What you should do | Copy out the listing that follows, exact in every word, and skip the images.

Items listed in a dataset
"""

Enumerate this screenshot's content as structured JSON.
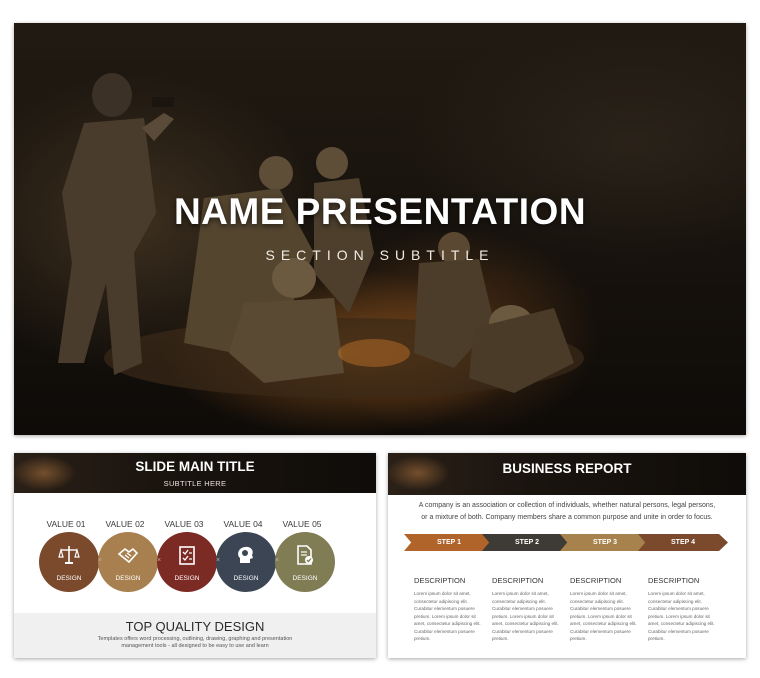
{
  "hero": {
    "title": "NAME PRESENTATION",
    "subtitle": "SECTION SUBTITLE"
  },
  "left_slide": {
    "title": "SLIDE MAIN TITLE",
    "subtitle": "SUBTITLE HERE",
    "values": [
      {
        "label": "VALUE 01",
        "caption": "DESIGN",
        "color": "#7b4a2c",
        "icon": "scales-icon"
      },
      {
        "label": "VALUE 02",
        "caption": "DESIGN",
        "color": "#a88050",
        "icon": "handshake-icon"
      },
      {
        "label": "VALUE 03",
        "caption": "DESIGN",
        "color": "#7c2a24",
        "icon": "checklist-icon"
      },
      {
        "label": "VALUE 04",
        "caption": "DESIGN",
        "color": "#3b4554",
        "icon": "head-gears-icon"
      },
      {
        "label": "VALUE 05",
        "caption": "DESIGN",
        "color": "#807d55",
        "icon": "document-check-icon"
      }
    ],
    "separator": "×",
    "footer_title": "TOP QUALITY DESIGN",
    "footer_text": "Templates offers word processing, outlining, drawing, graphing and presentation management tools - all designed to be easy to use and learn"
  },
  "right_slide": {
    "title": "BUSINESS REPORT",
    "intro": "A company is an association or collection of individuals, whether natural persons, legal persons, or a mixture of both. Company members share a common purpose and unite in order to focus.",
    "steps": [
      {
        "label": "STEP 1",
        "color": "#b0642a"
      },
      {
        "label": "STEP 2",
        "color": "#3e3a35"
      },
      {
        "label": "STEP 3",
        "color": "#a8824c"
      },
      {
        "label": "STEP 4",
        "color": "#7b4a2c"
      }
    ],
    "descriptions": [
      {
        "title": "DESCRIPTION",
        "text": "Lorem ipsum dolor sit amet, consectetur adipiscing elit. Curabitur elementum posuere pretium. Lorem ipsum dolor sit amet, consectetur adipiscing elit. Curabitur elementum posuere pretium."
      },
      {
        "title": "DESCRIPTION",
        "text": "Lorem ipsum dolor sit amet, consectetur adipiscing elit. Curabitur elementum posuere pretium. Lorem ipsum dolor sit amet, consectetur adipiscing elit. Curabitur elementum posuere pretium."
      },
      {
        "title": "DESCRIPTION",
        "text": "Lorem ipsum dolor sit amet, consectetur adipiscing elit. Curabitur elementum posuere pretium. Lorem ipsum dolor sit amet, consectetur adipiscing elit. Curabitur elementum posuere pretium."
      },
      {
        "title": "DESCRIPTION",
        "text": "Lorem ipsum dolor sit amet, consectetur adipiscing elit. Curabitur elementum posuere pretium. Lorem ipsum dolor sit amet, consectetur adipiscing elit. Curabitur elementum posuere pretium."
      }
    ]
  }
}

"""

Solution for this exercise |
Enumerate this screenshot's content as structured JSON.
{
  "hero": {
    "title": "NAME PRESENTATION",
    "subtitle": "SECTION SUBTITLE"
  },
  "left_slide": {
    "title": "SLIDE MAIN TITLE",
    "subtitle": "SUBTITLE HERE",
    "values": [
      {
        "label": "VALUE 01",
        "caption": "DESIGN",
        "color": "#7b4a2c",
        "icon": "scales-icon"
      },
      {
        "label": "VALUE 02",
        "caption": "DESIGN",
        "color": "#a88050",
        "icon": "handshake-icon"
      },
      {
        "label": "VALUE 03",
        "caption": "DESIGN",
        "color": "#7c2a24",
        "icon": "checklist-icon"
      },
      {
        "label": "VALUE 04",
        "caption": "DESIGN",
        "color": "#3b4554",
        "icon": "head-gears-icon"
      },
      {
        "label": "VALUE 05",
        "caption": "DESIGN",
        "color": "#807d55",
        "icon": "document-check-icon"
      }
    ],
    "separator": "×",
    "footer_title": "TOP QUALITY DESIGN",
    "footer_text": "Templates offers word processing, outlining, drawing, graphing and presentation management tools - all designed to be easy to use and learn"
  },
  "right_slide": {
    "title": "BUSINESS REPORT",
    "intro": "A company is an association or collection of individuals, whether natural persons, legal persons, or a mixture of both. Company members share a common purpose and unite in order to focus.",
    "steps": [
      {
        "label": "STEP 1",
        "color": "#b0642a"
      },
      {
        "label": "STEP 2",
        "color": "#3e3a35"
      },
      {
        "label": "STEP 3",
        "color": "#a8824c"
      },
      {
        "label": "STEP 4",
        "color": "#7b4a2c"
      }
    ],
    "descriptions": [
      {
        "title": "DESCRIPTION",
        "text": "Lorem ipsum dolor sit amet, consectetur adipiscing elit. Curabitur elementum posuere pretium. Lorem ipsum dolor sit amet, consectetur adipiscing elit. Curabitur elementum posuere pretium."
      },
      {
        "title": "DESCRIPTION",
        "text": "Lorem ipsum dolor sit amet, consectetur adipiscing elit. Curabitur elementum posuere pretium. Lorem ipsum dolor sit amet, consectetur adipiscing elit. Curabitur elementum posuere pretium."
      },
      {
        "title": "DESCRIPTION",
        "text": "Lorem ipsum dolor sit amet, consectetur adipiscing elit. Curabitur elementum posuere pretium. Lorem ipsum dolor sit amet, consectetur adipiscing elit. Curabitur elementum posuere pretium."
      },
      {
        "title": "DESCRIPTION",
        "text": "Lorem ipsum dolor sit amet, consectetur adipiscing elit. Curabitur elementum posuere pretium. Lorem ipsum dolor sit amet, consectetur adipiscing elit. Curabitur elementum posuere pretium."
      }
    ]
  }
}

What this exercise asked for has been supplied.